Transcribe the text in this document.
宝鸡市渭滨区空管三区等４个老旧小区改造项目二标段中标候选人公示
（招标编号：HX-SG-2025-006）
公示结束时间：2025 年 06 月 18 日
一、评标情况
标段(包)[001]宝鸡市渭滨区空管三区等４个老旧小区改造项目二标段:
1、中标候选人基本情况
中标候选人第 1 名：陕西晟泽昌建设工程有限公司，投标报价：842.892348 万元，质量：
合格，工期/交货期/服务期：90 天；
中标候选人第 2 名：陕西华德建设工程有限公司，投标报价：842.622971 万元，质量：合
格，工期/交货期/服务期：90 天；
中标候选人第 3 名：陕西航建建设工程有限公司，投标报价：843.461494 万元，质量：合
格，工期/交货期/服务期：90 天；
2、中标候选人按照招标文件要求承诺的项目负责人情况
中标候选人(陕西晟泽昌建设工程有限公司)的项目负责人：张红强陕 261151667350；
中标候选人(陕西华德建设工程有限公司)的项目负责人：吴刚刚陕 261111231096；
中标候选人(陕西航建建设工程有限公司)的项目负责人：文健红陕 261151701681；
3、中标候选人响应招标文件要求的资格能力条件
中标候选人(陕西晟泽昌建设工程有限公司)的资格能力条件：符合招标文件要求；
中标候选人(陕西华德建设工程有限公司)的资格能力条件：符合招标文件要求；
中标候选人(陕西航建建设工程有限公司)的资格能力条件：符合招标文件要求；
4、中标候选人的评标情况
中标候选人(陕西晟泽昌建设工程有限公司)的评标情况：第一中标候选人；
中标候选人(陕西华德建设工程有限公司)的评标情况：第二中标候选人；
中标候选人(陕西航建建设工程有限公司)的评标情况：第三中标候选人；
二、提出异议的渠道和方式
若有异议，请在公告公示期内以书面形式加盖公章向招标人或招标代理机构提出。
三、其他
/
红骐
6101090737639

■ GIVEN EXERCISE ■
Take the listing above and write it out again exactly.

■ FULL OUTPUT ■
Transcribe the text in this document.
宝鸡市渭滨区空管三区等４个老旧小区改造项目二标段中标候选人公示
（招标编号：HX-SG-2025-006）
公示结束时间：2025 年 06 月 18 日
一、评标情况
标段(包)[001]宝鸡市渭滨区空管三区等４个老旧小区改造项目二标段:
1、中标候选人基本情况
中标候选人第 1 名：陕西晟泽昌建设工程有限公司，投标报价：842.892348 万元，质量：
合格，工期/交货期/服务期：90 天；
中标候选人第 2 名：陕西华德建设工程有限公司，投标报价：842.622971 万元，质量：合
格，工期/交货期/服务期：90 天；
中标候选人第 3 名：陕西航建建设工程有限公司，投标报价：843.461494 万元，质量：合
格，工期/交货期/服务期：90 天；
2、中标候选人按照招标文件要求承诺的项目负责人情况
中标候选人(陕西晟泽昌建设工程有限公司)的项目负责人：张红强陕 261151667350；
中标候选人(陕西华德建设工程有限公司)的项目负责人：吴刚刚陕 261111231096；
中标候选人(陕西航建建设工程有限公司)的项目负责人：文健红陕 261151701681；
3、中标候选人响应招标文件要求的资格能力条件
中标候选人(陕西晟泽昌建设工程有限公司)的资格能力条件：符合招标文件要求；
中标候选人(陕西华德建设工程有限公司)的资格能力条件：符合招标文件要求；
中标候选人(陕西航建建设工程有限公司)的资格能力条件：符合招标文件要求；
4、中标候选人的评标情况
中标候选人(陕西晟泽昌建设工程有限公司)的评标情况：第一中标候选人；
中标候选人(陕西华德建设工程有限公司)的评标情况：第二中标候选人；
中标候选人(陕西航建建设工程有限公司)的评标情况：第三中标候选人；
二、提出异议的渠道和方式
若有异议，请在公告公示期内以书面形式加盖公章向招标人或招标代理机构提出。
三、其他
/
红骐
6101090737639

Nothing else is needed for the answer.